WORK REQUIRED |
Your job is to retype all of the data word for word, leaving every image out.

RECORDS FOR THE TASK |
───
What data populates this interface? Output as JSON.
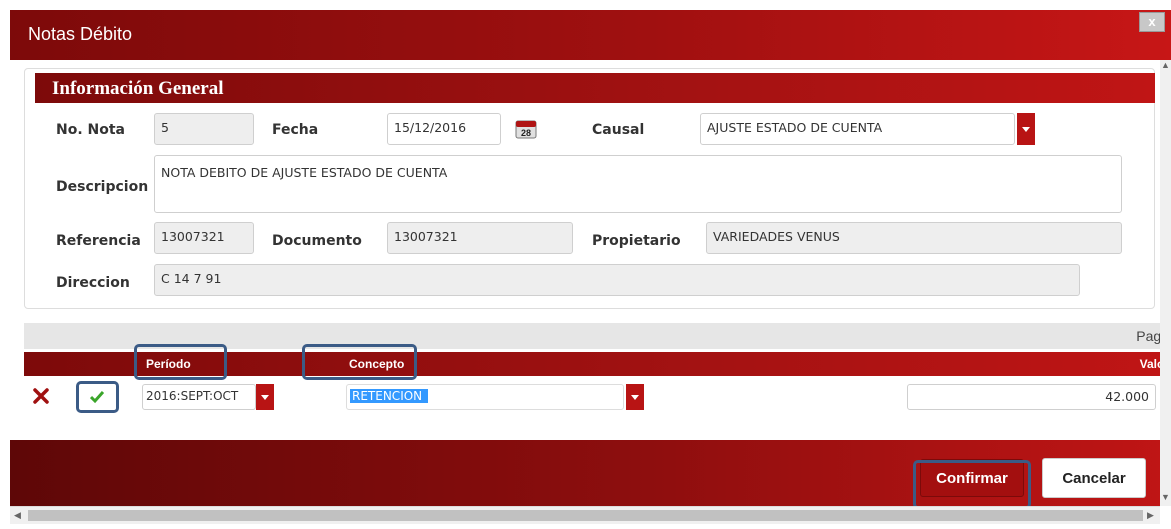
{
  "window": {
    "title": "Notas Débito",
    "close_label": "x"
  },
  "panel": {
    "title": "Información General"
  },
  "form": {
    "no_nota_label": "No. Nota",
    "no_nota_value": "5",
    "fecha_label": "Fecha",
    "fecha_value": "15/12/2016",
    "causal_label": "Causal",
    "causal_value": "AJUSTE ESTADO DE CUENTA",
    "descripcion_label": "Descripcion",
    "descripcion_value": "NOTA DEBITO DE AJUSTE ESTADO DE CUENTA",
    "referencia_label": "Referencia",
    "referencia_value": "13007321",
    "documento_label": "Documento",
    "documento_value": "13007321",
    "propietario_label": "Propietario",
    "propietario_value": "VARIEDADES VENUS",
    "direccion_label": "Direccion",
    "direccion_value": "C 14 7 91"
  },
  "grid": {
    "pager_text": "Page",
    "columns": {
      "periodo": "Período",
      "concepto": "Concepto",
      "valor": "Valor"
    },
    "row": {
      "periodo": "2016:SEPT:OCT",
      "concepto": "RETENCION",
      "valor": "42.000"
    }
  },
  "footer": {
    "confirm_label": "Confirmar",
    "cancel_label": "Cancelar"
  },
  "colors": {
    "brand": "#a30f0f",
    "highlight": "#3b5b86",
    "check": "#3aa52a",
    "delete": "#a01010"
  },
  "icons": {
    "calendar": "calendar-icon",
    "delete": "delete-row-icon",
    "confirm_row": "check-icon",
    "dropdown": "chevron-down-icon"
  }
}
───
ANSWER TO THIS PROBLEM |
What data populates this interface? Output as JSON.
{
  "window": {
    "title": "Notas Débito",
    "close_label": "x"
  },
  "panel": {
    "title": "Información General"
  },
  "form": {
    "no_nota_label": "No. Nota",
    "no_nota_value": "5",
    "fecha_label": "Fecha",
    "fecha_value": "15/12/2016",
    "causal_label": "Causal",
    "causal_value": "AJUSTE ESTADO DE CUENTA",
    "descripcion_label": "Descripcion",
    "descripcion_value": "NOTA DEBITO DE AJUSTE ESTADO DE CUENTA",
    "referencia_label": "Referencia",
    "referencia_value": "13007321",
    "documento_label": "Documento",
    "documento_value": "13007321",
    "propietario_label": "Propietario",
    "propietario_value": "VARIEDADES VENUS",
    "direccion_label": "Direccion",
    "direccion_value": "C 14 7 91"
  },
  "grid": {
    "pager_text": "Page",
    "columns": {
      "periodo": "Período",
      "concepto": "Concepto",
      "valor": "Valor"
    },
    "row": {
      "periodo": "2016:SEPT:OCT",
      "concepto": "RETENCION",
      "valor": "42.000"
    }
  },
  "footer": {
    "confirm_label": "Confirmar",
    "cancel_label": "Cancelar"
  },
  "colors": {
    "brand": "#a30f0f",
    "highlight": "#3b5b86",
    "check": "#3aa52a",
    "delete": "#a01010"
  },
  "icons": {
    "calendar": "calendar-icon",
    "delete": "delete-row-icon",
    "confirm_row": "check-icon",
    "dropdown": "chevron-down-icon"
  }
}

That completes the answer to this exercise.